### RECORDS FOR THE TASK
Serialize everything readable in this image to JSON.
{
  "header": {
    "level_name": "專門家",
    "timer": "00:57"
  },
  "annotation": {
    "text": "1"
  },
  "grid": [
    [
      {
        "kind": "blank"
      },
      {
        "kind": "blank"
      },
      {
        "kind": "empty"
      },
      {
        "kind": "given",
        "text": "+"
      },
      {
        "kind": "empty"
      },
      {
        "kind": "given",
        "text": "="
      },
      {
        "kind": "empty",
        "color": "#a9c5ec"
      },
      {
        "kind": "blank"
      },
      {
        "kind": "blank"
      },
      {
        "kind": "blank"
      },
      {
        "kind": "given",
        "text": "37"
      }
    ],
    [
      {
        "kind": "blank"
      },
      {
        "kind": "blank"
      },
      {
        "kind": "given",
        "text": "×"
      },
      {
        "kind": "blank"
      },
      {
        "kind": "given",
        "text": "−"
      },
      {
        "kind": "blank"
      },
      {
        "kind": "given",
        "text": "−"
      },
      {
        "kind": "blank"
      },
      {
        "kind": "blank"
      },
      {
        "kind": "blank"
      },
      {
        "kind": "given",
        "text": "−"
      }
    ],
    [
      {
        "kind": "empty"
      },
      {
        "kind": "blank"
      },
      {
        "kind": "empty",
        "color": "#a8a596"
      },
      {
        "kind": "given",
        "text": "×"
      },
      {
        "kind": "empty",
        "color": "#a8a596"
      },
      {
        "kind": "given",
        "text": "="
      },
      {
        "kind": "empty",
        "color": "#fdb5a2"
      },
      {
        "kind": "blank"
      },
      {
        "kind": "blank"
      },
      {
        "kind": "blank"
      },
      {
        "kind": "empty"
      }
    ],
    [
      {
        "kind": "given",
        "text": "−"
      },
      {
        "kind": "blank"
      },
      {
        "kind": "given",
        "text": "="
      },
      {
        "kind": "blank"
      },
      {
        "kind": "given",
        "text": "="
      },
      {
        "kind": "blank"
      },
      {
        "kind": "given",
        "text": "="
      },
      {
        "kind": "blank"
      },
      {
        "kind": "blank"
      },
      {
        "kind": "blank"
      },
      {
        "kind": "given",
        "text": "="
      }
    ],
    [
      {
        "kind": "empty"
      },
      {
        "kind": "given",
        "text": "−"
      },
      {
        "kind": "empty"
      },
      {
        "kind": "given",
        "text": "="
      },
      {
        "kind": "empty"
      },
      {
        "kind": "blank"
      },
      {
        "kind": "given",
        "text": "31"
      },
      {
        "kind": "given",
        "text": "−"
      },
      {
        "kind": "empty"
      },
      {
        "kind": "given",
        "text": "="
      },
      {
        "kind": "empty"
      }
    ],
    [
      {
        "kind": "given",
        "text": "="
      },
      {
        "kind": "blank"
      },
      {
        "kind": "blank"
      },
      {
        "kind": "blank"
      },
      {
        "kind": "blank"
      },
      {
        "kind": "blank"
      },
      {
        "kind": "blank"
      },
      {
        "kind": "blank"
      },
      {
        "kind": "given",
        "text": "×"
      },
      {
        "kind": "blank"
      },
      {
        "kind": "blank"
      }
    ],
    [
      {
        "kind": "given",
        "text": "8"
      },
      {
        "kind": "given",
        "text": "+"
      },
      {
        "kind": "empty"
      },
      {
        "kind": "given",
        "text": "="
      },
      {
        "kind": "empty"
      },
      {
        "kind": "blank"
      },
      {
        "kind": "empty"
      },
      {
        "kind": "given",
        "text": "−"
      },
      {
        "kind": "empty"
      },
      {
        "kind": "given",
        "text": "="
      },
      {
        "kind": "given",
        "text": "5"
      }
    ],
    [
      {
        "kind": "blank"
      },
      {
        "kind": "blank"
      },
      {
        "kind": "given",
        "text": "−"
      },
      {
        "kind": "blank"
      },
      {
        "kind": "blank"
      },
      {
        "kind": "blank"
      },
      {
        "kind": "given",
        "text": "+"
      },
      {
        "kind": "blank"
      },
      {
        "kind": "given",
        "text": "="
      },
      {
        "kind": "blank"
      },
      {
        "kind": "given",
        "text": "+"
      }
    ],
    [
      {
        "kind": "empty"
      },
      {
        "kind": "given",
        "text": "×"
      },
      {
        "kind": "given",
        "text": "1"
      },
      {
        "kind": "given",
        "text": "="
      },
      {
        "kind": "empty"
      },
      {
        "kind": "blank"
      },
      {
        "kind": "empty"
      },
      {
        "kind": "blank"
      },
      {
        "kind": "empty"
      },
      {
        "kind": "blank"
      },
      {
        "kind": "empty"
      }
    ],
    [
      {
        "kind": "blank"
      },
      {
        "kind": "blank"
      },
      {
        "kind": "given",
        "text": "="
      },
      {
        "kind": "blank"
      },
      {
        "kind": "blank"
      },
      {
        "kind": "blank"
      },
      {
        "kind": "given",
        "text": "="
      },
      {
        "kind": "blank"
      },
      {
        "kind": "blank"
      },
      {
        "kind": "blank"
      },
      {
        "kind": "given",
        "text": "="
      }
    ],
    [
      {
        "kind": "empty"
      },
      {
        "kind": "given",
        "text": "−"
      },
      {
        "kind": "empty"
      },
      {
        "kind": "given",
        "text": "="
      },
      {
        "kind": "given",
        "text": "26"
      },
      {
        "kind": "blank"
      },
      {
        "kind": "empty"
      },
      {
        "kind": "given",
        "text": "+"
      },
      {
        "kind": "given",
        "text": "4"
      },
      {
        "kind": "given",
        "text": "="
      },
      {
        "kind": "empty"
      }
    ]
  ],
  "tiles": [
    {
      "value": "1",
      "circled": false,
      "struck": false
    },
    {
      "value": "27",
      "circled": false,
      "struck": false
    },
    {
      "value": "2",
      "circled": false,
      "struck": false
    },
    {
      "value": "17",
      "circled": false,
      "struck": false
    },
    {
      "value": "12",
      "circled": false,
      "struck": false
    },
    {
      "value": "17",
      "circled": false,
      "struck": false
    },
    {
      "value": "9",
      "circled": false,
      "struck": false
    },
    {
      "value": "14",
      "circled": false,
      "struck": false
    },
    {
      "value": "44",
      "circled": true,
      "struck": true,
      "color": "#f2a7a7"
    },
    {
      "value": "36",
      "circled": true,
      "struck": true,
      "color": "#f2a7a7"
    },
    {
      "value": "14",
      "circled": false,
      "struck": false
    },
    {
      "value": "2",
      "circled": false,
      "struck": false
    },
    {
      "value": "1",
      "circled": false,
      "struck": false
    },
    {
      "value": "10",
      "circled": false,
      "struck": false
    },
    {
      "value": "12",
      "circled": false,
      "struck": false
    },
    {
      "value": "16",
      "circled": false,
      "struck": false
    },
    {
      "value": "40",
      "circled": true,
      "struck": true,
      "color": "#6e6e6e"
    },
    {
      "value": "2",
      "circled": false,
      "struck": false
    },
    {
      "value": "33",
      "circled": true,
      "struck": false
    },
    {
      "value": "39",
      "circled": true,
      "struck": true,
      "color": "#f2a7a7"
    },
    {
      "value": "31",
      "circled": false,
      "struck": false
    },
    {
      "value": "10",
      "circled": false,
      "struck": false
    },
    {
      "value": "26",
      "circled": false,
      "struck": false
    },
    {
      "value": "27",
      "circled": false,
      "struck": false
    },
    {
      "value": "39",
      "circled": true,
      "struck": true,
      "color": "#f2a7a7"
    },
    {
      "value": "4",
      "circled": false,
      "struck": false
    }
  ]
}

### DO THIS
Go back to the listing above and please repeat it exactly.

### EXERCISE SOLUTION
Serialize everything readable in this image to JSON.
{
  "header": {
    "level_name": "專門家",
    "timer": "00:57"
  },
  "annotation": {
    "text": "1"
  },
  "grid": [
    [
      {
        "kind": "blank"
      },
      {
        "kind": "blank"
      },
      {
        "kind": "empty"
      },
      {
        "kind": "given",
        "text": "+"
      },
      {
        "kind": "empty"
      },
      {
        "kind": "given",
        "text": "="
      },
      {
        "kind": "empty",
        "color": "#a9c5ec"
      },
      {
        "kind": "blank"
      },
      {
        "kind": "blank"
      },
      {
        "kind": "blank"
      },
      {
        "kind": "given",
        "text": "37"
      }
    ],
    [
      {
        "kind": "blank"
      },
      {
        "kind": "blank"
      },
      {
        "kind": "given",
        "text": "×"
      },
      {
        "kind": "blank"
      },
      {
        "kind": "given",
        "text": "−"
      },
      {
        "kind": "blank"
      },
      {
        "kind": "given",
        "text": "−"
      },
      {
        "kind": "blank"
      },
      {
        "kind": "blank"
      },
      {
        "kind": "blank"
      },
      {
        "kind": "given",
        "text": "−"
      }
    ],
    [
      {
        "kind": "empty"
      },
      {
        "kind": "blank"
      },
      {
        "kind": "empty",
        "color": "#a8a596"
      },
      {
        "kind": "given",
        "text": "×"
      },
      {
        "kind": "empty",
        "color": "#a8a596"
      },
      {
        "kind": "given",
        "text": "="
      },
      {
        "kind": "empty",
        "color": "#fdb5a2"
      },
      {
        "kind": "blank"
      },
      {
        "kind": "blank"
      },
      {
        "kind": "blank"
      },
      {
        "kind": "empty"
      }
    ],
    [
      {
        "kind": "given",
        "text": "−"
      },
      {
        "kind": "blank"
      },
      {
        "kind": "given",
        "text": "="
      },
      {
        "kind": "blank"
      },
      {
        "kind": "given",
        "text": "="
      },
      {
        "kind": "blank"
      },
      {
        "kind": "given",
        "text": "="
      },
      {
        "kind": "blank"
      },
      {
        "kind": "blank"
      },
      {
        "kind": "blank"
      },
      {
        "kind": "given",
        "text": "="
      }
    ],
    [
      {
        "kind": "empty"
      },
      {
        "kind": "given",
        "text": "−"
      },
      {
        "kind": "empty"
      },
      {
        "kind": "given",
        "text": "="
      },
      {
        "kind": "empty"
      },
      {
        "kind": "blank"
      },
      {
        "kind": "given",
        "text": "31"
      },
      {
        "kind": "given",
        "text": "−"
      },
      {
        "kind": "empty"
      },
      {
        "kind": "given",
        "text": "="
      },
      {
        "kind": "empty"
      }
    ],
    [
      {
        "kind": "given",
        "text": "="
      },
      {
        "kind": "blank"
      },
      {
        "kind": "blank"
      },
      {
        "kind": "blank"
      },
      {
        "kind": "blank"
      },
      {
        "kind": "blank"
      },
      {
        "kind": "blank"
      },
      {
        "kind": "blank"
      },
      {
        "kind": "given",
        "text": "×"
      },
      {
        "kind": "blank"
      },
      {
        "kind": "blank"
      }
    ],
    [
      {
        "kind": "given",
        "text": "8"
      },
      {
        "kind": "given",
        "text": "+"
      },
      {
        "kind": "empty"
      },
      {
        "kind": "given",
        "text": "="
      },
      {
        "kind": "empty"
      },
      {
        "kind": "blank"
      },
      {
        "kind": "empty"
      },
      {
        "kind": "given",
        "text": "−"
      },
      {
        "kind": "empty"
      },
      {
        "kind": "given",
        "text": "="
      },
      {
        "kind": "given",
        "text": "5"
      }
    ],
    [
      {
        "kind": "blank"
      },
      {
        "kind": "blank"
      },
      {
        "kind": "given",
        "text": "−"
      },
      {
        "kind": "blank"
      },
      {
        "kind": "blank"
      },
      {
        "kind": "blank"
      },
      {
        "kind": "given",
        "text": "+"
      },
      {
        "kind": "blank"
      },
      {
        "kind": "given",
        "text": "="
      },
      {
        "kind": "blank"
      },
      {
        "kind": "given",
        "text": "+"
      }
    ],
    [
      {
        "kind": "empty"
      },
      {
        "kind": "given",
        "text": "×"
      },
      {
        "kind": "given",
        "text": "1"
      },
      {
        "kind": "given",
        "text": "="
      },
      {
        "kind": "empty"
      },
      {
        "kind": "blank"
      },
      {
        "kind": "empty"
      },
      {
        "kind": "blank"
      },
      {
        "kind": "empty"
      },
      {
        "kind": "blank"
      },
      {
        "kind": "empty"
      }
    ],
    [
      {
        "kind": "blank"
      },
      {
        "kind": "blank"
      },
      {
        "kind": "given",
        "text": "="
      },
      {
        "kind": "blank"
      },
      {
        "kind": "blank"
      },
      {
        "kind": "blank"
      },
      {
        "kind": "given",
        "text": "="
      },
      {
        "kind": "blank"
      },
      {
        "kind": "blank"
      },
      {
        "kind": "blank"
      },
      {
        "kind": "given",
        "text": "="
      }
    ],
    [
      {
        "kind": "empty"
      },
      {
        "kind": "given",
        "text": "−"
      },
      {
        "kind": "empty"
      },
      {
        "kind": "given",
        "text": "="
      },
      {
        "kind": "given",
        "text": "26"
      },
      {
        "kind": "blank"
      },
      {
        "kind": "empty"
      },
      {
        "kind": "given",
        "text": "+"
      },
      {
        "kind": "given",
        "text": "4"
      },
      {
        "kind": "given",
        "text": "="
      },
      {
        "kind": "empty"
      }
    ]
  ],
  "tiles": [
    {
      "value": "1",
      "circled": false,
      "struck": false
    },
    {
      "value": "27",
      "circled": false,
      "struck": false
    },
    {
      "value": "2",
      "circled": false,
      "struck": false
    },
    {
      "value": "17",
      "circled": false,
      "struck": false
    },
    {
      "value": "12",
      "circled": false,
      "struck": false
    },
    {
      "value": "17",
      "circled": false,
      "struck": false
    },
    {
      "value": "9",
      "circled": false,
      "struck": false
    },
    {
      "value": "14",
      "circled": false,
      "struck": false
    },
    {
      "value": "44",
      "circled": true,
      "struck": true,
      "color": "#f2a7a7"
    },
    {
      "value": "36",
      "circled": true,
      "struck": true,
      "color": "#f2a7a7"
    },
    {
      "value": "14",
      "circled": false,
      "struck": false
    },
    {
      "value": "2",
      "circled": false,
      "struck": false
    },
    {
      "value": "1",
      "circled": false,
      "struck": false
    },
    {
      "value": "10",
      "circled": false,
      "struck": false
    },
    {
      "value": "12",
      "circled": false,
      "struck": false
    },
    {
      "value": "16",
      "circled": false,
      "struck": false
    },
    {
      "value": "40",
      "circled": true,
      "struck": true,
      "color": "#6e6e6e"
    },
    {
      "value": "2",
      "circled": false,
      "struck": false
    },
    {
      "value": "33",
      "circled": true,
      "struck": false
    },
    {
      "value": "39",
      "circled": true,
      "struck": true,
      "color": "#f2a7a7"
    },
    {
      "value": "31",
      "circled": false,
      "struck": false
    },
    {
      "value": "10",
      "circled": false,
      "struck": false
    },
    {
      "value": "26",
      "circled": false,
      "struck": false
    },
    {
      "value": "27",
      "circled": false,
      "struck": false
    },
    {
      "value": "39",
      "circled": true,
      "struck": true,
      "color": "#f2a7a7"
    },
    {
      "value": "4",
      "circled": false,
      "struck": false
    }
  ]
}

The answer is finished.